** PROMPT **
Continue the market article below about Abercrombie & Fitch's weak holiday earnings, starting after its final sentence.

** DOCUMENT EXCERPT **

**********

Market Overview

Is Abercrombie & Fitch About to Lose its Luster?


Today, retailer Abercrombie & Fitch (NYSE: ANF) stated that it expected its Q4 earnings to disappoint as holiday sales of its merchandise narrowed profit margins. The stock fell nearly 11% as the earnings fell short of analyst estimates. Same store sales remained relatively unchanged from a year ago, as sales declined across many US store locations. The company also stated that same store sales would also remain flat in 2012. "Results were extremely weak and the guidance points to a lack of any near-term prospects for a turnaround," said Edward Yruma, a Keybanc Capital analyst in an interview with Bloomberg. "The combination of higher input costs and the increased promotions made the depth of Abercrombie's results surprising."

Abercrombie has struggled recently with increased competition, as retailers such as Express (NYSE: EXPR), Ralph Lauren (NYSE: RL), and Aeropostale (NYSE: ARO) have offered clothing targeted at teens and young adults at similar or better price points, a key issue among young men and women who are dealing with the highest unemployment rates they have faced in decades. As a result, the retailer has struggled to increase prices in American stores, something they have done in European markets.

However, this price increase has not result in substantial international revenue growth, as the company reported negative comp numbers in its Japanese, European, and Canadian flagship stores. The company has also seen poor sales of winter outerwear, as many American cities have reported warmer weather and less snow than usual. Narrowing margins were also adversely affected by record cotton prices, as Abercrombie's cost of goods rose to 56%.

Abercrombie & Fitch has long been an aspiration brand that many teens wanted to own in an expansionary economy. However, the brand's classic American style has been diluted over the past few years, as teens look to add a degree of exclusivity and uniqueness to their style, shunning the brand's adherence to traditional values.

**********

** DATA SECTION **
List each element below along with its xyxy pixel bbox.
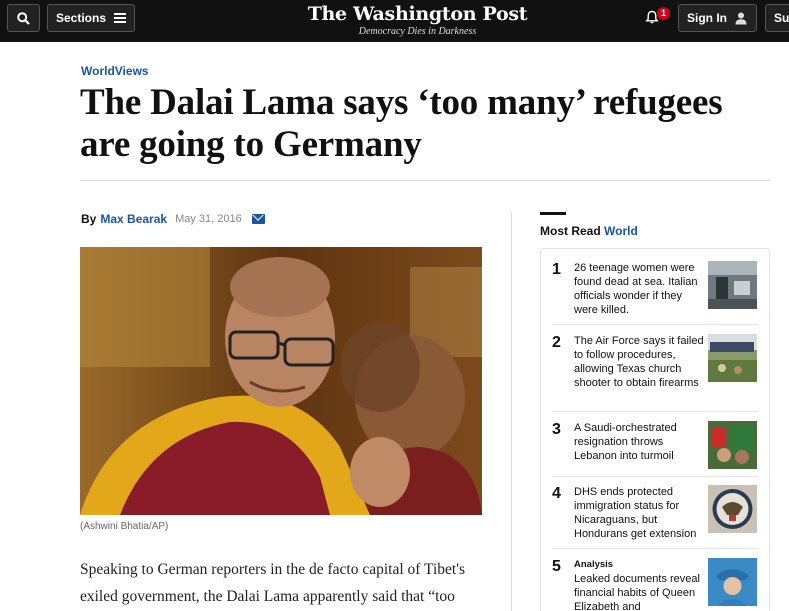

**********

** THE ANSWER **
Abercrombie will have to adapt to a more demanding consumer and move away from its roots if it wants to continue to drive growth. Consumers want more for their money, and no longer desire the frivolities that Abercrombie stores once offered. They simply want stylish clothes at affordable prices, and Abercrombie will need a strategy to offer it without diluting their valued brand name.


If you believe that a recovering economy will help Abercrombie & Fitch to grow sales again, consider the following trades:
  • Go long Abercrombie & Fitch. Shares have fallen significantly recently and could recover if the company can grow revenue again.
  • Go long competitors like Urban Outfitters (NASDAQ: URBN) or American Eagle (NYSE: AEO) which would also benefit from consumers who are more willing to spend more on clothing.
If you believe that consumer spending will remain stagnant, consider these trades:
  • Go short or consider put options in Abercrombie. Investors have been relentless in driving down shares of struggling retailers like Sears (NASDAQ: SHLD) and Abercrombie could suffer the same fate if it continues to miss earnings estimates.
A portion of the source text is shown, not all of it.